▸ **GIVEN PROBLEM**: Locate all lines with the word "JSON". Copy them.

======== SUPPLIED INFORMATION

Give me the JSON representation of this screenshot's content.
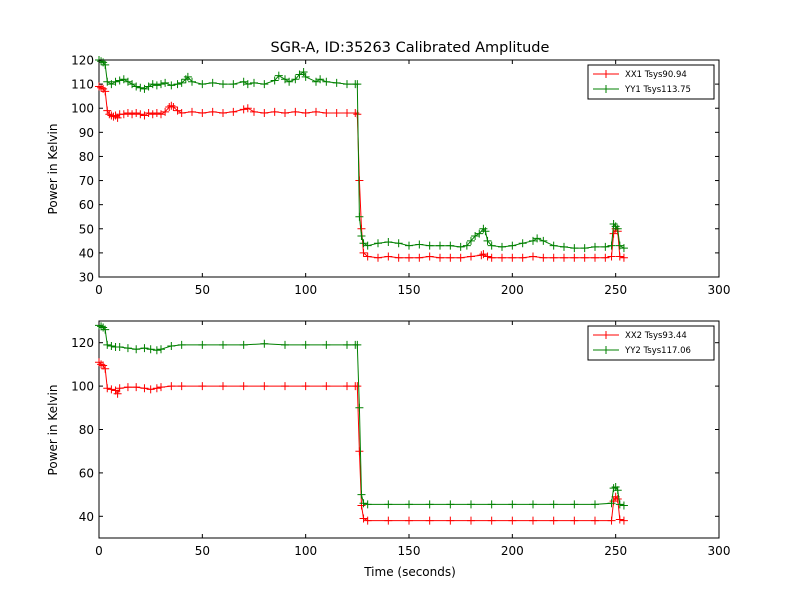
{
  "chart_data": [
    {
      "type": "line",
      "title": "SGR-A, ID:35263 Calibrated Amplitude",
      "xlabel": "",
      "ylabel": "Power in Kelvin",
      "xlim": [
        0,
        300
      ],
      "ylim": [
        30,
        120
      ],
      "xticks": [
        "0",
        "50",
        "100",
        "150",
        "200",
        "250",
        "300"
      ],
      "yticks": [
        "30",
        "40",
        "50",
        "60",
        "70",
        "80",
        "90",
        "100",
        "110",
        "120"
      ],
      "legend_position": "top-right",
      "marker": "+",
      "series": [
        {
          "name": "XX1 Tsys90.94",
          "color": "#ff0000",
          "points": [
            [
              0,
              109
            ],
            [
              1,
              108.5
            ],
            [
              2,
              108
            ],
            [
              3,
              107
            ],
            [
              4,
              99
            ],
            [
              5,
              97.5
            ],
            [
              6,
              97
            ],
            [
              7,
              96.5
            ],
            [
              8,
              97
            ],
            [
              9,
              96
            ],
            [
              10,
              97.5
            ],
            [
              12,
              97.5
            ],
            [
              14,
              98
            ],
            [
              16,
              97.5
            ],
            [
              18,
              98
            ],
            [
              20,
              97.5
            ],
            [
              22,
              97
            ],
            [
              24,
              98
            ],
            [
              26,
              97.5
            ],
            [
              28,
              98
            ],
            [
              30,
              97.5
            ],
            [
              32,
              98.5
            ],
            [
              34,
              100.5
            ],
            [
              35,
              101
            ],
            [
              36,
              100.5
            ],
            [
              38,
              99
            ],
            [
              40,
              98
            ],
            [
              45,
              98.5
            ],
            [
              50,
              98
            ],
            [
              55,
              98.5
            ],
            [
              60,
              98
            ],
            [
              65,
              98.5
            ],
            [
              70,
              99.5
            ],
            [
              72,
              100
            ],
            [
              75,
              98.5
            ],
            [
              80,
              98
            ],
            [
              85,
              98.5
            ],
            [
              90,
              98
            ],
            [
              95,
              98.5
            ],
            [
              100,
              98
            ],
            [
              105,
              98.5
            ],
            [
              110,
              98
            ],
            [
              115,
              98
            ],
            [
              120,
              98
            ],
            [
              124,
              98
            ],
            [
              125,
              97.5
            ],
            [
              126,
              70
            ],
            [
              127,
              50
            ],
            [
              128,
              40
            ],
            [
              130,
              38.5
            ],
            [
              135,
              38
            ],
            [
              140,
              38.5
            ],
            [
              145,
              38
            ],
            [
              150,
              38
            ],
            [
              155,
              38
            ],
            [
              160,
              38.5
            ],
            [
              165,
              38
            ],
            [
              170,
              38
            ],
            [
              175,
              38
            ],
            [
              180,
              38.5
            ],
            [
              185,
              39
            ],
            [
              186,
              39.5
            ],
            [
              188,
              38.5
            ],
            [
              190,
              38
            ],
            [
              195,
              38
            ],
            [
              200,
              38
            ],
            [
              205,
              38
            ],
            [
              210,
              38.5
            ],
            [
              215,
              38
            ],
            [
              220,
              38
            ],
            [
              225,
              38
            ],
            [
              230,
              38
            ],
            [
              235,
              38
            ],
            [
              240,
              38
            ],
            [
              245,
              38
            ],
            [
              248,
              38.5
            ],
            [
              249,
              48
            ],
            [
              250,
              50
            ],
            [
              251,
              49
            ],
            [
              252,
              38.5
            ],
            [
              254,
              38
            ]
          ]
        },
        {
          "name": "YY1 Tsys113.75",
          "color": "#008000",
          "points": [
            [
              0,
              120
            ],
            [
              1,
              119.5
            ],
            [
              2,
              119
            ],
            [
              3,
              118
            ],
            [
              4,
              111
            ],
            [
              6,
              110
            ],
            [
              8,
              111
            ],
            [
              10,
              111.5
            ],
            [
              12,
              112
            ],
            [
              14,
              111
            ],
            [
              16,
              110
            ],
            [
              18,
              109
            ],
            [
              20,
              108.5
            ],
            [
              22,
              108
            ],
            [
              24,
              109
            ],
            [
              26,
              110
            ],
            [
              28,
              109.5
            ],
            [
              30,
              110
            ],
            [
              32,
              110.5
            ],
            [
              35,
              109.5
            ],
            [
              38,
              110
            ],
            [
              40,
              110.5
            ],
            [
              42,
              112
            ],
            [
              43,
              113
            ],
            [
              45,
              111
            ],
            [
              50,
              110
            ],
            [
              55,
              110.5
            ],
            [
              60,
              110
            ],
            [
              65,
              110
            ],
            [
              70,
              111
            ],
            [
              72,
              110
            ],
            [
              75,
              110.5
            ],
            [
              80,
              110
            ],
            [
              85,
              111.5
            ],
            [
              87,
              113.5
            ],
            [
              90,
              112
            ],
            [
              92,
              111
            ],
            [
              95,
              112
            ],
            [
              97,
              114
            ],
            [
              99,
              115
            ],
            [
              100,
              113
            ],
            [
              105,
              111
            ],
            [
              107,
              112
            ],
            [
              110,
              111
            ],
            [
              115,
              110.5
            ],
            [
              120,
              110
            ],
            [
              124,
              110
            ],
            [
              125,
              110
            ],
            [
              126,
              55
            ],
            [
              127,
              47
            ],
            [
              128,
              44
            ],
            [
              130,
              43
            ],
            [
              135,
              44
            ],
            [
              140,
              44.5
            ],
            [
              145,
              44
            ],
            [
              150,
              43
            ],
            [
              155,
              43.5
            ],
            [
              160,
              43
            ],
            [
              165,
              43
            ],
            [
              170,
              43
            ],
            [
              175,
              42.5
            ],
            [
              178,
              43
            ],
            [
              180,
              45
            ],
            [
              182,
              47
            ],
            [
              184,
              48
            ],
            [
              186,
              50
            ],
            [
              187,
              49
            ],
            [
              188,
              45
            ],
            [
              190,
              43
            ],
            [
              195,
              42.5
            ],
            [
              200,
              43
            ],
            [
              205,
              44
            ],
            [
              210,
              45
            ],
            [
              212,
              46
            ],
            [
              215,
              45
            ],
            [
              220,
              43
            ],
            [
              225,
              42.5
            ],
            [
              230,
              42
            ],
            [
              235,
              42
            ],
            [
              240,
              42.5
            ],
            [
              245,
              42.5
            ],
            [
              248,
              43
            ],
            [
              249,
              52
            ],
            [
              250,
              51
            ],
            [
              251,
              50
            ],
            [
              252,
              43
            ],
            [
              254,
              42
            ]
          ]
        }
      ]
    },
    {
      "type": "line",
      "title": "",
      "xlabel": "Time (seconds)",
      "ylabel": "Power in Kelvin",
      "xlim": [
        0,
        300
      ],
      "ylim": [
        30,
        130
      ],
      "xticks": [
        "0",
        "50",
        "100",
        "150",
        "200",
        "250",
        "300"
      ],
      "yticks": [
        "40",
        "60",
        "80",
        "100",
        "120"
      ],
      "legend_position": "top-right",
      "marker": "+",
      "series": [
        {
          "name": "XX2 Tsys93.44",
          "color": "#ff0000",
          "points": [
            [
              0,
              111
            ],
            [
              1,
              110
            ],
            [
              2,
              109.5
            ],
            [
              3,
              108
            ],
            [
              4,
              99
            ],
            [
              6,
              98.5
            ],
            [
              8,
              98
            ],
            [
              9,
              96.5
            ],
            [
              10,
              99
            ],
            [
              14,
              99.5
            ],
            [
              18,
              99.5
            ],
            [
              22,
              99
            ],
            [
              25,
              98.5
            ],
            [
              28,
              99
            ],
            [
              30,
              99.5
            ],
            [
              35,
              100
            ],
            [
              40,
              100
            ],
            [
              50,
              100
            ],
            [
              60,
              100
            ],
            [
              70,
              100
            ],
            [
              80,
              100
            ],
            [
              90,
              100
            ],
            [
              100,
              100
            ],
            [
              110,
              100
            ],
            [
              120,
              100
            ],
            [
              124,
              100
            ],
            [
              125,
              100
            ],
            [
              126,
              70
            ],
            [
              127,
              45
            ],
            [
              128,
              39
            ],
            [
              130,
              38
            ],
            [
              140,
              38
            ],
            [
              150,
              38
            ],
            [
              160,
              38
            ],
            [
              170,
              38
            ],
            [
              180,
              38
            ],
            [
              190,
              38
            ],
            [
              200,
              38
            ],
            [
              210,
              38
            ],
            [
              220,
              38
            ],
            [
              230,
              38
            ],
            [
              240,
              38
            ],
            [
              248,
              38
            ],
            [
              249,
              47
            ],
            [
              250,
              49
            ],
            [
              251,
              48
            ],
            [
              252,
              38.5
            ],
            [
              254,
              38
            ]
          ]
        },
        {
          "name": "YY2 Tsys117.06",
          "color": "#008000",
          "points": [
            [
              0,
              128
            ],
            [
              1,
              127.5
            ],
            [
              2,
              127
            ],
            [
              3,
              126
            ],
            [
              4,
              119
            ],
            [
              6,
              118.5
            ],
            [
              8,
              118
            ],
            [
              10,
              118
            ],
            [
              14,
              117.5
            ],
            [
              18,
              117
            ],
            [
              22,
              117.5
            ],
            [
              25,
              117
            ],
            [
              28,
              116.5
            ],
            [
              30,
              117
            ],
            [
              35,
              118.5
            ],
            [
              40,
              119
            ],
            [
              50,
              119
            ],
            [
              60,
              119
            ],
            [
              70,
              119
            ],
            [
              80,
              119.5
            ],
            [
              90,
              119
            ],
            [
              100,
              119
            ],
            [
              110,
              119
            ],
            [
              120,
              119
            ],
            [
              124,
              119
            ],
            [
              125,
              119
            ],
            [
              126,
              90
            ],
            [
              127,
              50
            ],
            [
              128,
              46
            ],
            [
              130,
              45.5
            ],
            [
              140,
              45.5
            ],
            [
              150,
              45.5
            ],
            [
              160,
              45.5
            ],
            [
              170,
              45.5
            ],
            [
              180,
              45.5
            ],
            [
              190,
              45.5
            ],
            [
              200,
              45.5
            ],
            [
              210,
              45.5
            ],
            [
              220,
              45.5
            ],
            [
              230,
              45.5
            ],
            [
              240,
              45.5
            ],
            [
              248,
              46
            ],
            [
              249,
              53
            ],
            [
              250,
              53.5
            ],
            [
              251,
              52
            ],
            [
              252,
              45.5
            ],
            [
              254,
              45
            ]
          ]
        }
      ]
    }
  ]
}
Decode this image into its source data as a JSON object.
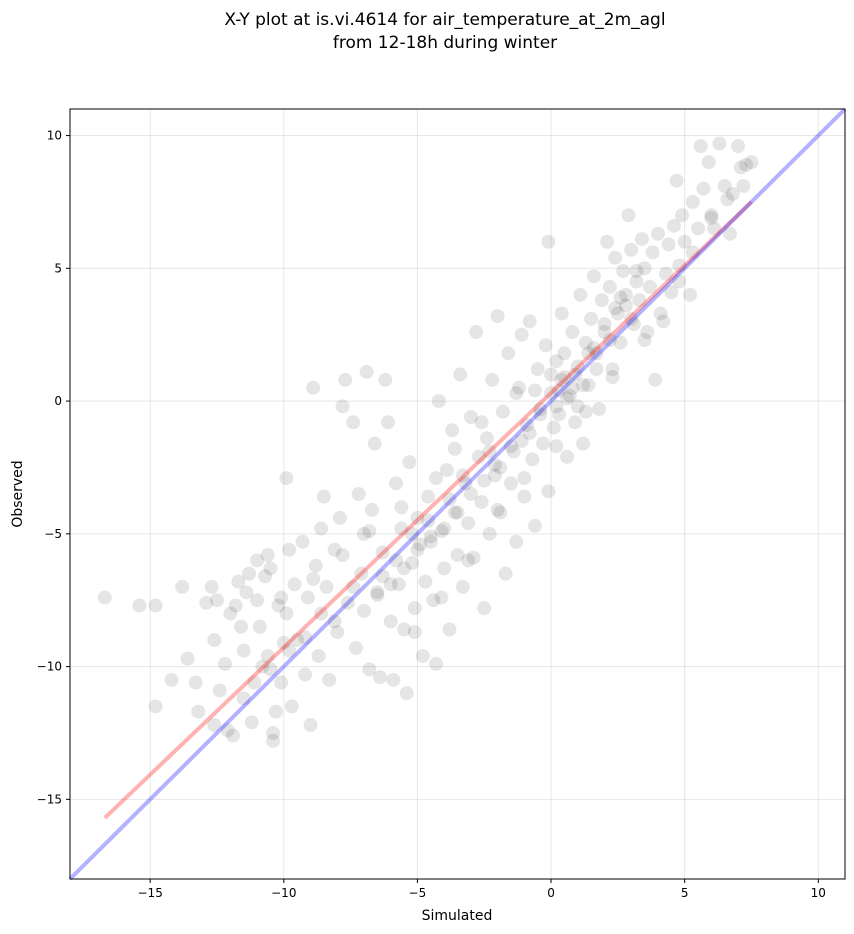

================

▸ **THE RESULT**:
Give me the JSON representation of this screenshot's content.
Decode this image into its source data as a JSON object.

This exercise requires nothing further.